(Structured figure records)
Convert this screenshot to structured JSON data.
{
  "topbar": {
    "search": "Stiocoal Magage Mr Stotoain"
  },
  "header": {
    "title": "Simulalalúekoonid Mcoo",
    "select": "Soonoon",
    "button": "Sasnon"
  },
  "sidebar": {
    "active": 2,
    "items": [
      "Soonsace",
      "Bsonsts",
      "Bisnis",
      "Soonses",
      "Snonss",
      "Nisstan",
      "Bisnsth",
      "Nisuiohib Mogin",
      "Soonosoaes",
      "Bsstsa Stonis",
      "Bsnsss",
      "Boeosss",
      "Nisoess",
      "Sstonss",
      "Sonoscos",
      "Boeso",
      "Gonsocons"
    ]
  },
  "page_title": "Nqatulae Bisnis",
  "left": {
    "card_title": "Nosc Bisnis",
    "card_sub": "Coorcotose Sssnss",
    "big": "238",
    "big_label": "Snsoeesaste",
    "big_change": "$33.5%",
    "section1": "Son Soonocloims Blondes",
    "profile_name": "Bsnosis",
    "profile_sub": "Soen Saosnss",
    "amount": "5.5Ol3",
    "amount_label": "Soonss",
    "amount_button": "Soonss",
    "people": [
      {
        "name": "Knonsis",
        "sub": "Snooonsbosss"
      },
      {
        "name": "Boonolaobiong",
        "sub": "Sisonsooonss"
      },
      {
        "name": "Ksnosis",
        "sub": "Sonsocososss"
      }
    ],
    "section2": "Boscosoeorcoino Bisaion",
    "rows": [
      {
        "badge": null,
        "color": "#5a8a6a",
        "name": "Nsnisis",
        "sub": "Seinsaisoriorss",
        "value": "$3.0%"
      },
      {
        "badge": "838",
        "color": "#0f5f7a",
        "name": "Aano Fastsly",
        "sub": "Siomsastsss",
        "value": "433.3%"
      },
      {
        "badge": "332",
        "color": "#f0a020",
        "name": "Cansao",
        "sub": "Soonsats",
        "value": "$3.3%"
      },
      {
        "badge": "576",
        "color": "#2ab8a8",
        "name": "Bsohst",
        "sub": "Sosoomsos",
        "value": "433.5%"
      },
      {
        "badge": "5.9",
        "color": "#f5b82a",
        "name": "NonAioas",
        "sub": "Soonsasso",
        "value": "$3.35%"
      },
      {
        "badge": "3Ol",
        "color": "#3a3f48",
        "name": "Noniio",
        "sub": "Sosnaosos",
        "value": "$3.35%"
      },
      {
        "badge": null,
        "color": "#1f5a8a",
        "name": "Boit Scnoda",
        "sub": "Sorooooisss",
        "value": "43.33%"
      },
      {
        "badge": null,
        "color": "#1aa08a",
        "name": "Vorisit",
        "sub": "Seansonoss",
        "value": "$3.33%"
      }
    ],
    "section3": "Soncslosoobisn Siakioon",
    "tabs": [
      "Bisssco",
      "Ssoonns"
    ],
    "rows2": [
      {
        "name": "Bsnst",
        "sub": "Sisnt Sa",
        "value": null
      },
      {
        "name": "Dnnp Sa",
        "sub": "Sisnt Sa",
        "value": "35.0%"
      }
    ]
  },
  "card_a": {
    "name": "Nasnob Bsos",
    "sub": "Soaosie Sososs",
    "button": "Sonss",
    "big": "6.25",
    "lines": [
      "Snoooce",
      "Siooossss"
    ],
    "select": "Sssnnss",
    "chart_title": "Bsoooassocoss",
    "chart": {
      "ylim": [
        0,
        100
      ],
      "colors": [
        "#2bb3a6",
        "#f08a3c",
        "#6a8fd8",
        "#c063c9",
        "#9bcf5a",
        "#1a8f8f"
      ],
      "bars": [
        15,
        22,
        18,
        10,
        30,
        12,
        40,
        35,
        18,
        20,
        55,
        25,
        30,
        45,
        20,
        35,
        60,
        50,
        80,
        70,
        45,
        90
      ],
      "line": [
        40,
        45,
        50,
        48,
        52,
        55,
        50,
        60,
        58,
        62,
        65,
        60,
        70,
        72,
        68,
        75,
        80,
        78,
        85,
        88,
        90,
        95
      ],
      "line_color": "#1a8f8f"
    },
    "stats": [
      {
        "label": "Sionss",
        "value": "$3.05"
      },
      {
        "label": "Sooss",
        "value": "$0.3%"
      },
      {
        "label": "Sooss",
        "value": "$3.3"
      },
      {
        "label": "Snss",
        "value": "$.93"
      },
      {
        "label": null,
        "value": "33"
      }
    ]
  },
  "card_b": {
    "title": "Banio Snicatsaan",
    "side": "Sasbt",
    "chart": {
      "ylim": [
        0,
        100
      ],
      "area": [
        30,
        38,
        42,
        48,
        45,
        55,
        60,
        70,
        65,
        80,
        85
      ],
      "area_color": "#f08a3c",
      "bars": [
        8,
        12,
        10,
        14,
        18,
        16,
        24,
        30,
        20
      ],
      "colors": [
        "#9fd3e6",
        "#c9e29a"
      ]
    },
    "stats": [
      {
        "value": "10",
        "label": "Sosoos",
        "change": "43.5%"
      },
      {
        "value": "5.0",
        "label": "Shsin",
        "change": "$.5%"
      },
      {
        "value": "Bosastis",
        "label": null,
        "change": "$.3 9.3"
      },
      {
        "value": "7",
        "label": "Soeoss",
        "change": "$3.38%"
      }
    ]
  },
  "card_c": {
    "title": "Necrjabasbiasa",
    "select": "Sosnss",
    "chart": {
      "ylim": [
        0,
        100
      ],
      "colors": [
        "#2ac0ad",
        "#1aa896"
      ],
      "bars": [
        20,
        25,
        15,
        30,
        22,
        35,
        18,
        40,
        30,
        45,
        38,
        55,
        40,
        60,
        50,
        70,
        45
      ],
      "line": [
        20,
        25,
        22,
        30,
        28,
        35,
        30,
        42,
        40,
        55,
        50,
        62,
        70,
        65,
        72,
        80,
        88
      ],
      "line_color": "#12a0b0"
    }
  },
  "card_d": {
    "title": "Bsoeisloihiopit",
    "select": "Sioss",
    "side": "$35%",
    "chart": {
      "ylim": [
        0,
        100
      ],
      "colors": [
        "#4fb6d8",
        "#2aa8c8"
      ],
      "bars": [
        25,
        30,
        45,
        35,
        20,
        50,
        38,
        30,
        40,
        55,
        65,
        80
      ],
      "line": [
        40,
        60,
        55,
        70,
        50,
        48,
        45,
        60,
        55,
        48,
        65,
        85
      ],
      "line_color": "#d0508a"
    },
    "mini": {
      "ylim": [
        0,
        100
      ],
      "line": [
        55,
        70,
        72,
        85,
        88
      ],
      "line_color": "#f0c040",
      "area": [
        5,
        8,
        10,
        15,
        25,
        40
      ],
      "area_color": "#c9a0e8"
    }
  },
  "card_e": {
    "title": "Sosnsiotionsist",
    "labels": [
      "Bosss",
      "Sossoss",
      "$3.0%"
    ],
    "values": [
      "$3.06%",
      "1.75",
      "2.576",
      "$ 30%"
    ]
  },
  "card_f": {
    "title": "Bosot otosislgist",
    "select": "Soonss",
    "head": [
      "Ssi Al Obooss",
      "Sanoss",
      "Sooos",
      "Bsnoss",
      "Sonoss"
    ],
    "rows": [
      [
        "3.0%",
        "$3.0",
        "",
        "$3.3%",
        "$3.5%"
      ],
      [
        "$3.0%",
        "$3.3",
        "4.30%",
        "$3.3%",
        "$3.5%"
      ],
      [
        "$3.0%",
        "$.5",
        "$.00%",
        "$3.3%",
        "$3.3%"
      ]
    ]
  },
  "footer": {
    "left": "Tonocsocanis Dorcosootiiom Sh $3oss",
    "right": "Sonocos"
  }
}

GIVEN INSTRUCTION: Return all of the data precisely as it appears.

OUTPUT OF THE TASK:
Convert this screenshot to structured JSON data.
{
  "topbar": {
    "search": "Stiocoal Magage Mr Stotoain"
  },
  "header": {
    "title": "Simulalalúekoonid Mcoo",
    "select": "Soonoon",
    "button": "Sasnon"
  },
  "sidebar": {
    "active": 2,
    "items": [
      "Soonsace",
      "Bsonsts",
      "Bisnis",
      "Soonses",
      "Snonss",
      "Nisstan",
      "Bisnsth",
      "Nisuiohib Mogin",
      "Soonosoaes",
      "Bsstsa Stonis",
      "Bsnsss",
      "Boeosss",
      "Nisoess",
      "Sstonss",
      "Sonoscos",
      "Boeso",
      "Gonsocons"
    ]
  },
  "page_title": "Nqatulae Bisnis",
  "left": {
    "card_title": "Nosc Bisnis",
    "card_sub": "Coorcotose Sssnss",
    "big": "238",
    "big_label": "Snsoeesaste",
    "big_change": "$33.5%",
    "section1": "Son Soonocloims Blondes",
    "profile_name": "Bsnosis",
    "profile_sub": "Soen Saosnss",
    "amount": "5.5Ol3",
    "amount_label": "Soonss",
    "amount_button": "Soonss",
    "people": [
      {
        "name": "Knonsis",
        "sub": "Snooonsbosss"
      },
      {
        "name": "Boonolaobiong",
        "sub": "Sisonsooonss"
      },
      {
        "name": "Ksnosis",
        "sub": "Sonsocososss"
      }
    ],
    "section2": "Boscosoeorcoino Bisaion",
    "rows": [
      {
        "badge": null,
        "color": "#5a8a6a",
        "name": "Nsnisis",
        "sub": "Seinsaisoriorss",
        "value": "$3.0%"
      },
      {
        "badge": "838",
        "color": "#0f5f7a",
        "name": "Aano Fastsly",
        "sub": "Siomsastsss",
        "value": "433.3%"
      },
      {
        "badge": "332",
        "color": "#f0a020",
        "name": "Cansao",
        "sub": "Soonsats",
        "value": "$3.3%"
      },
      {
        "badge": "576",
        "color": "#2ab8a8",
        "name": "Bsohst",
        "sub": "Sosoomsos",
        "value": "433.5%"
      },
      {
        "badge": "5.9",
        "color": "#f5b82a",
        "name": "NonAioas",
        "sub": "Soonsasso",
        "value": "$3.35%"
      },
      {
        "badge": "3Ol",
        "color": "#3a3f48",
        "name": "Noniio",
        "sub": "Sosnaosos",
        "value": "$3.35%"
      },
      {
        "badge": null,
        "color": "#1f5a8a",
        "name": "Boit Scnoda",
        "sub": "Sorooooisss",
        "value": "43.33%"
      },
      {
        "badge": null,
        "color": "#1aa08a",
        "name": "Vorisit",
        "sub": "Seansonoss",
        "value": "$3.33%"
      }
    ],
    "section3": "Soncslosoobisn Siakioon",
    "tabs": [
      "Bisssco",
      "Ssoonns"
    ],
    "rows2": [
      {
        "name": "Bsnst",
        "sub": "Sisnt Sa",
        "value": null
      },
      {
        "name": "Dnnp Sa",
        "sub": "Sisnt Sa",
        "value": "35.0%"
      }
    ]
  },
  "card_a": {
    "name": "Nasnob Bsos",
    "sub": "Soaosie Sososs",
    "button": "Sonss",
    "big": "6.25",
    "lines": [
      "Snoooce",
      "Siooossss"
    ],
    "select": "Sssnnss",
    "chart_title": "Bsoooassocoss",
    "chart": {
      "ylim": [
        0,
        100
      ],
      "colors": [
        "#2bb3a6",
        "#f08a3c",
        "#6a8fd8",
        "#c063c9",
        "#9bcf5a",
        "#1a8f8f"
      ],
      "bars": [
        15,
        22,
        18,
        10,
        30,
        12,
        40,
        35,
        18,
        20,
        55,
        25,
        30,
        45,
        20,
        35,
        60,
        50,
        80,
        70,
        45,
        90
      ],
      "line": [
        40,
        45,
        50,
        48,
        52,
        55,
        50,
        60,
        58,
        62,
        65,
        60,
        70,
        72,
        68,
        75,
        80,
        78,
        85,
        88,
        90,
        95
      ],
      "line_color": "#1a8f8f"
    },
    "stats": [
      {
        "label": "Sionss",
        "value": "$3.05"
      },
      {
        "label": "Sooss",
        "value": "$0.3%"
      },
      {
        "label": "Sooss",
        "value": "$3.3"
      },
      {
        "label": "Snss",
        "value": "$.93"
      },
      {
        "label": null,
        "value": "33"
      }
    ]
  },
  "card_b": {
    "title": "Banio Snicatsaan",
    "side": "Sasbt",
    "chart": {
      "ylim": [
        0,
        100
      ],
      "area": [
        30,
        38,
        42,
        48,
        45,
        55,
        60,
        70,
        65,
        80,
        85
      ],
      "area_color": "#f08a3c",
      "bars": [
        8,
        12,
        10,
        14,
        18,
        16,
        24,
        30,
        20
      ],
      "colors": [
        "#9fd3e6",
        "#c9e29a"
      ]
    },
    "stats": [
      {
        "value": "10",
        "label": "Sosoos",
        "change": "43.5%"
      },
      {
        "value": "5.0",
        "label": "Shsin",
        "change": "$.5%"
      },
      {
        "value": "Bosastis",
        "label": null,
        "change": "$.3 9.3"
      },
      {
        "value": "7",
        "label": "Soeoss",
        "change": "$3.38%"
      }
    ]
  },
  "card_c": {
    "title": "Necrjabasbiasa",
    "select": "Sosnss",
    "chart": {
      "ylim": [
        0,
        100
      ],
      "colors": [
        "#2ac0ad",
        "#1aa896"
      ],
      "bars": [
        20,
        25,
        15,
        30,
        22,
        35,
        18,
        40,
        30,
        45,
        38,
        55,
        40,
        60,
        50,
        70,
        45
      ],
      "line": [
        20,
        25,
        22,
        30,
        28,
        35,
        30,
        42,
        40,
        55,
        50,
        62,
        70,
        65,
        72,
        80,
        88
      ],
      "line_color": "#12a0b0"
    }
  },
  "card_d": {
    "title": "Bsoeisloihiopit",
    "select": "Sioss",
    "side": "$35%",
    "chart": {
      "ylim": [
        0,
        100
      ],
      "colors": [
        "#4fb6d8",
        "#2aa8c8"
      ],
      "bars": [
        25,
        30,
        45,
        35,
        20,
        50,
        38,
        30,
        40,
        55,
        65,
        80
      ],
      "line": [
        40,
        60,
        55,
        70,
        50,
        48,
        45,
        60,
        55,
        48,
        65,
        85
      ],
      "line_color": "#d0508a"
    },
    "mini": {
      "ylim": [
        0,
        100
      ],
      "line": [
        55,
        70,
        72,
        85,
        88
      ],
      "line_color": "#f0c040",
      "area": [
        5,
        8,
        10,
        15,
        25,
        40
      ],
      "area_color": "#c9a0e8"
    }
  },
  "card_e": {
    "title": "Sosnsiotionsist",
    "labels": [
      "Bosss",
      "Sossoss",
      "$3.0%"
    ],
    "values": [
      "$3.06%",
      "1.75",
      "2.576",
      "$ 30%"
    ]
  },
  "card_f": {
    "title": "Bosot otosislgist",
    "select": "Soonss",
    "head": [
      "Ssi Al Obooss",
      "Sanoss",
      "Sooos",
      "Bsnoss",
      "Sonoss"
    ],
    "rows": [
      [
        "3.0%",
        "$3.0",
        "",
        "$3.3%",
        "$3.5%"
      ],
      [
        "$3.0%",
        "$3.3",
        "4.30%",
        "$3.3%",
        "$3.5%"
      ],
      [
        "$3.0%",
        "$.5",
        "$.00%",
        "$3.3%",
        "$3.3%"
      ]
    ]
  },
  "footer": {
    "left": "Tonocsocanis Dorcosootiiom Sh $3oss",
    "right": "Sonocos"
  }
}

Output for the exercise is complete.